--- DIRECTIONS FOR THIS TASK ---
Single out the lines that include the word "выявить". Copy them.

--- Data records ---
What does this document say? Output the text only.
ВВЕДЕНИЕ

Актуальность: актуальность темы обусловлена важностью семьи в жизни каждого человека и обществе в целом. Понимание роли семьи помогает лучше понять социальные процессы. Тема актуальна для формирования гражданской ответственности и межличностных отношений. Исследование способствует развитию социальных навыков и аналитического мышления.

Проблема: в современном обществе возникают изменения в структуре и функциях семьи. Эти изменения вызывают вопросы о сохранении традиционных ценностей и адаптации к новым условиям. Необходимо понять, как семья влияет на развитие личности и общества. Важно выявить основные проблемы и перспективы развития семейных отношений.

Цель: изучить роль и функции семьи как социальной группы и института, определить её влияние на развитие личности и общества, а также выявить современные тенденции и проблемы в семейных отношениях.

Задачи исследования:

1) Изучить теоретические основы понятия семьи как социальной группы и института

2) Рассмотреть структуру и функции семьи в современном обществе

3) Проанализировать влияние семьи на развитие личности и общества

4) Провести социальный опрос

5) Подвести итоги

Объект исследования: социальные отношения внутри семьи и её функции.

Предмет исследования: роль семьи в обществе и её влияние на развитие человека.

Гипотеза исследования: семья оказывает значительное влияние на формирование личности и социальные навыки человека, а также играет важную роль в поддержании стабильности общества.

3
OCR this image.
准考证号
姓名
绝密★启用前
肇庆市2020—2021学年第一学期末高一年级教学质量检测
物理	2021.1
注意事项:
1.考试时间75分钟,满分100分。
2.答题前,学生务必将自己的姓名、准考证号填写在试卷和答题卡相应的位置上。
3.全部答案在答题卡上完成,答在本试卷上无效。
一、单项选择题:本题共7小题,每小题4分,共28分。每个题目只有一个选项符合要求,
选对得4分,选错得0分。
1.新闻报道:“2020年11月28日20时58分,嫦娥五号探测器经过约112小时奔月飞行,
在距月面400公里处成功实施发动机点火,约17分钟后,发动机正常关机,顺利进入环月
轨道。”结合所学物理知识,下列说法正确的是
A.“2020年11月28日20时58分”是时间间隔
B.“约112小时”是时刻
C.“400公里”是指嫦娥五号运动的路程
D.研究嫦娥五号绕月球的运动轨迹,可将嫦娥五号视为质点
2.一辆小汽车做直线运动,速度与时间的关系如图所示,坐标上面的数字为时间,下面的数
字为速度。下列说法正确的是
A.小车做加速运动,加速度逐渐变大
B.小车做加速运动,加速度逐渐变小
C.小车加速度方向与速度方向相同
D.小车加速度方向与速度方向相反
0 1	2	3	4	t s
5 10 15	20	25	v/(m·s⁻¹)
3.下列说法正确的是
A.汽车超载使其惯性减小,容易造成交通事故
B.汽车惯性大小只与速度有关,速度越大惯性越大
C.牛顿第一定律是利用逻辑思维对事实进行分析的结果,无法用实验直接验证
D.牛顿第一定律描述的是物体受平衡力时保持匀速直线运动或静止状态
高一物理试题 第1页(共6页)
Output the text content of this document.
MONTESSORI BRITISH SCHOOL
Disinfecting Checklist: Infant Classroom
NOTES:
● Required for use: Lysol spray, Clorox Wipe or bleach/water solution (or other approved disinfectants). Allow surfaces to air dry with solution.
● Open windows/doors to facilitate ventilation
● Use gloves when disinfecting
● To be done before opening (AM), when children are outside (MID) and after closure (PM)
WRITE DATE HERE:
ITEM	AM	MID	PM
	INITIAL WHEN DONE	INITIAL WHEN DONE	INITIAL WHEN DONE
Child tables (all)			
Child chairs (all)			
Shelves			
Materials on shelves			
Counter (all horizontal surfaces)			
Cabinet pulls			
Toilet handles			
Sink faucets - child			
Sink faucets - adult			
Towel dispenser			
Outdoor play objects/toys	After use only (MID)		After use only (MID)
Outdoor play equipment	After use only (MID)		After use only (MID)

--- RESULT OF THIS TASK ---
Проблема: в современном обществе возникают изменения в структуре и функциях семьи. Эти изменения вызывают вопросы о сохранении традиционных ценностей и адаптации к новым условиям. Необходимо понять, как семья влияет на развитие личности и общества. Важно выявить основные проблемы и перспективы развития семейных отношений.
Цель: изучить роль и функции семьи как социальной группы и института, определить её влияние на развитие личности и общества, а также выявить современные тенденции и проблемы в семейных отношениях.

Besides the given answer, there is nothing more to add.